■ **Entries with figure data**:
________________________________________

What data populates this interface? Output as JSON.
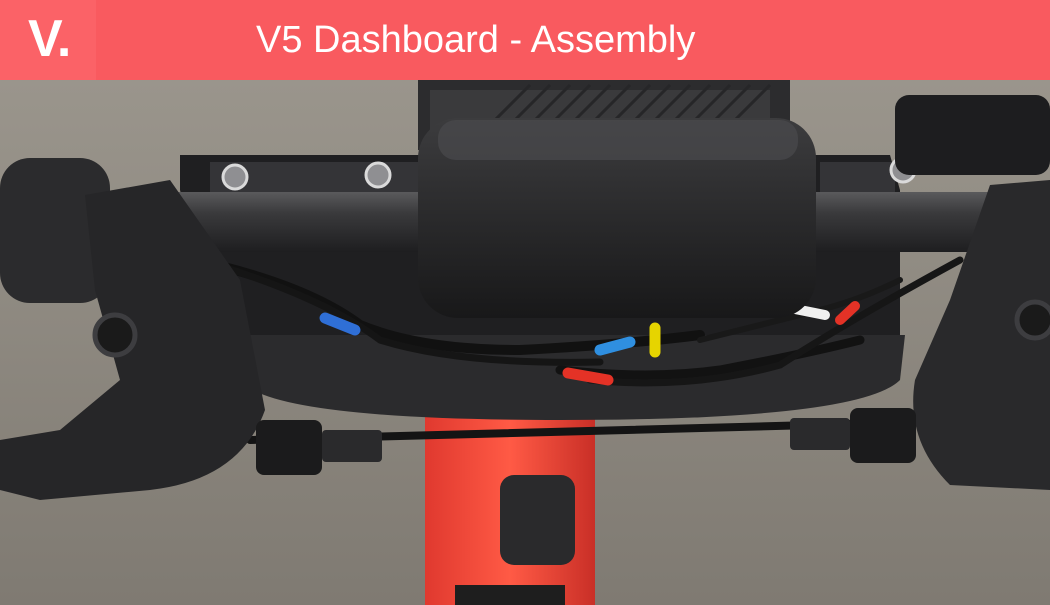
{
  "header": {
    "logo_text": "V.",
    "title": "V5 Dashboard - Assembly",
    "background_color": "#f95a5f"
  },
  "photo": {
    "subject": "scooter-handlebar-dashboard-assembly"
  }
}
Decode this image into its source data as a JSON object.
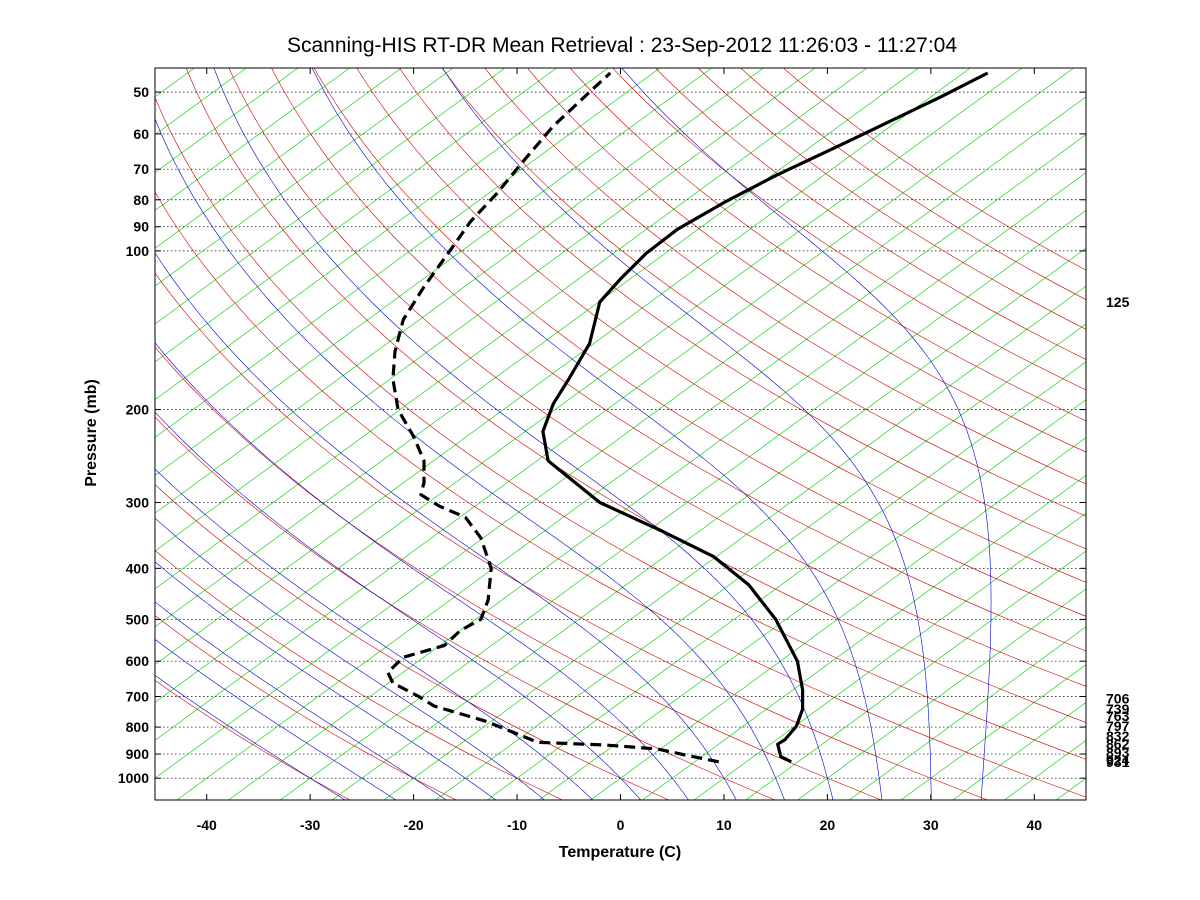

________________________________________

Write out each line again precisely as it appears, skipping every picture.

What data populates this interface? Output as JSON.
{
  "header": {
    "logo_text": "V.",
    "title": "V5 Dashboard - Assembly",
    "background_color": "#f95a5f"
  },
  "photo": {
    "subject": "scooter-handlebar-dashboard-assembly"
  }
}
Decode this image into its source data as a JSON object.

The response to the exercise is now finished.